> **Requirements**
Return the listing below verbatim. Pictures do not belong in the copy.

> **Data to use**
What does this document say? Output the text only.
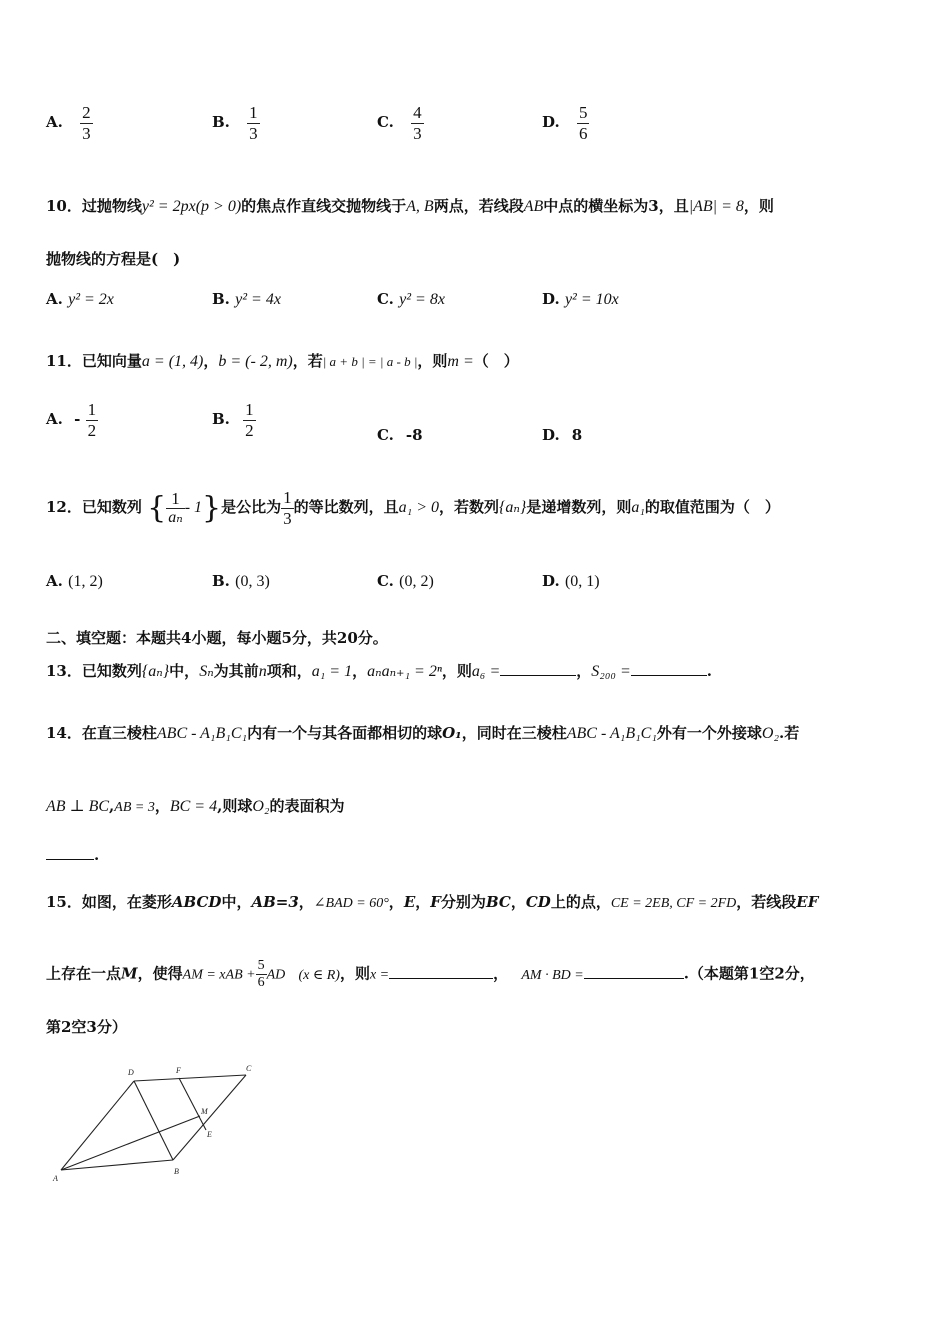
A. $\frac{2}{3}$	B. $\frac{1}{3}$	C. $\frac{4}{3}$	D. $\frac{5}{6}$
10．过抛物线y² = 2px(p > 0)的焦点作直线交抛物线于A, B两点，若线段AB中点的横坐标为3，且|AB| = 8，则
抛物线的方程是(　)
A. y² = 2x	B. y² = 4x	C. y² = 8x	D. y² = 10x
11．已知向量a = (1, 4)，b = (- 2, m)，若| a + b | = | a - b |，则m =（　）
A. - $\frac{1}{2}$	B. $\frac{1}{2}$	C. -8	D. 8
12．已知数列 { $\frac{1}{\text{aₙ}} - 1$}是公比为 $\frac{1}{3}$ 的等比数列，且a₁ > 0，若数列{aₙ}是递增数列，则a₁的取值范围为（　）
A. (1, 2)	B. (0, 3)	C. (0, 2)	D. (0, 1)
二、填空题：本题共4小题，每小题5分，共20分。
13．已知数列{aₙ}中，Sₙ为其前n项和，a₁ = 1，aₙaₙ₊₁ = 2ⁿ，则a₆ =	，S₂₀₀ =	.
14．在直三棱柱ABC - A₁B₁C₁内有一个与其各面都相切的球O₁，同时在三棱柱ABC - A₁B₁C₁外有一个外接球O₂.若
AB ⊥ BC,AB = 3，BC = 4,则球O₂的表面积为
.
15．如图，在菱形ABCD中，AB=3，∠BAD = 60°，E，F分别为BC，CD上的点，CE = 2EB, CF = 2FD，若线段EF
上存在一点M，使得AM = xAB + $\frac{5}{6}$ AD (x ∈ R)，则x =	， AM · BD =	.（本题第1空2分，
第2空3分）
A
B
C
D
E
F
M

> **Answer**
What does this document say? Output the text only.
A. $\frac{2}{3}$	B. $\frac{1}{3}$	C. $\frac{4}{3}$	D. $\frac{5}{6}$
10．过抛物线y² = 2px(p > 0)的焦点作直线交抛物线于A, B两点，若线段AB中点的横坐标为3，且|AB| = 8，则
抛物线的方程是(　)
A. y² = 2x	B. y² = 4x	C. y² = 8x	D. y² = 10x
11．已知向量a = (1, 4)，b = (- 2, m)，若| a + b | = | a - b |，则m =（　）
A. - $\frac{1}{2}$	B. $\frac{1}{2}$	C. -8	D. 8
12．已知数列 { $\frac{1}{\text{aₙ}} - 1$}是公比为 $\frac{1}{3}$ 的等比数列，且a₁ > 0，若数列{aₙ}是递增数列，则a₁的取值范围为（　）
A. (1, 2)	B. (0, 3)	C. (0, 2)	D. (0, 1)
二、填空题：本题共4小题，每小题5分，共20分。
13．已知数列{aₙ}中，Sₙ为其前n项和，a₁ = 1，aₙaₙ₊₁ = 2ⁿ，则a₆ =	，S₂₀₀ =	.
14．在直三棱柱ABC - A₁B₁C₁内有一个与其各面都相切的球O₁，同时在三棱柱ABC - A₁B₁C₁外有一个外接球O₂.若
AB ⊥ BC,AB = 3，BC = 4,则球O₂的表面积为
.
15．如图，在菱形ABCD中，AB=3，∠BAD = 60°，E，F分别为BC，CD上的点，CE = 2EB, CF = 2FD，若线段EF
上存在一点M，使得AM = xAB + $\frac{5}{6}$ AD (x ∈ R)，则x =	， AM · BD =	.（本题第1空2分，
第2空3分）
A
B
C
D
E
F
M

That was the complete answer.